• TASK DIRECTIONS
Only lines holding the word "gross" should be copied from the material.

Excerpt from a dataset

★ ★ ★

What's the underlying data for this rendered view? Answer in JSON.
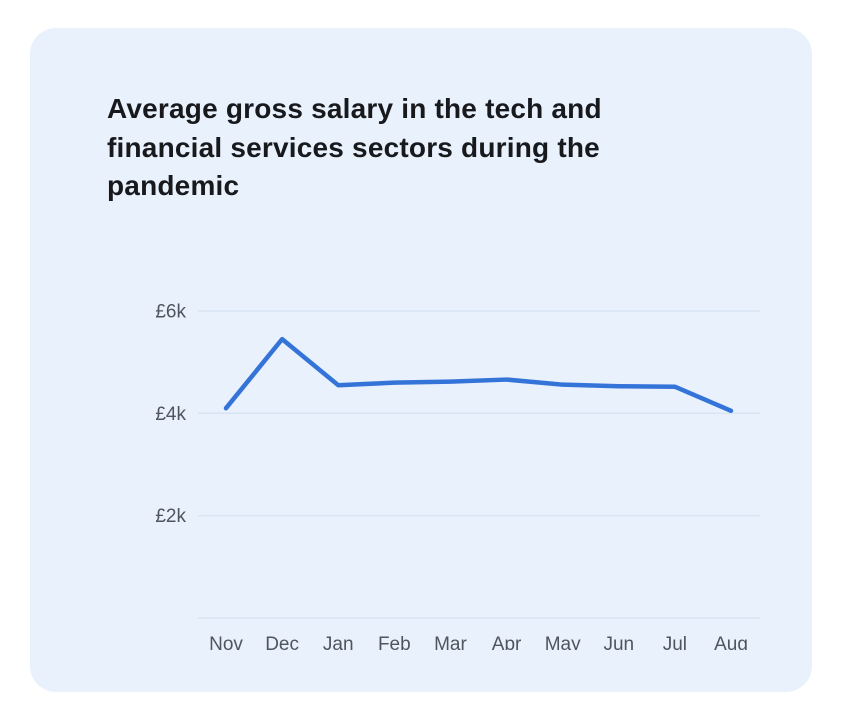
{
  "card": {
    "background": "#e9f1fc"
  },
  "chart_data": {
    "type": "line",
    "title": "Average gross salary in the tech and financial services sectors during the pandemic",
    "categories": [
      "Nov",
      "Dec",
      "Jan",
      "Feb",
      "Mar",
      "Apr",
      "May",
      "Jun",
      "Jul",
      "Aug"
    ],
    "series": [
      {
        "name": "Average gross salary",
        "values": [
          4100,
          5450,
          4550,
          4600,
          4620,
          4660,
          4560,
          4530,
          4520,
          4050
        ]
      }
    ],
    "currency": "£",
    "yticks": [
      {
        "value": 6000,
        "label": "£6k"
      },
      {
        "value": 4000,
        "label": "£4k"
      },
      {
        "value": 2000,
        "label": "£2k"
      },
      {
        "value": 0,
        "label": ""
      }
    ],
    "ylim": [
      0,
      6450
    ],
    "grid": true,
    "legend_position": "none",
    "line_color": "#3474d9",
    "grid_color": "#d9e5f4",
    "tick_label_color": "#50555d"
  }
}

★ ★ ★

• TASK OUTPUT
    "title": "Average gross salary in the tech and financial services sectors during the pandemic",
        "name": "Average gross salary",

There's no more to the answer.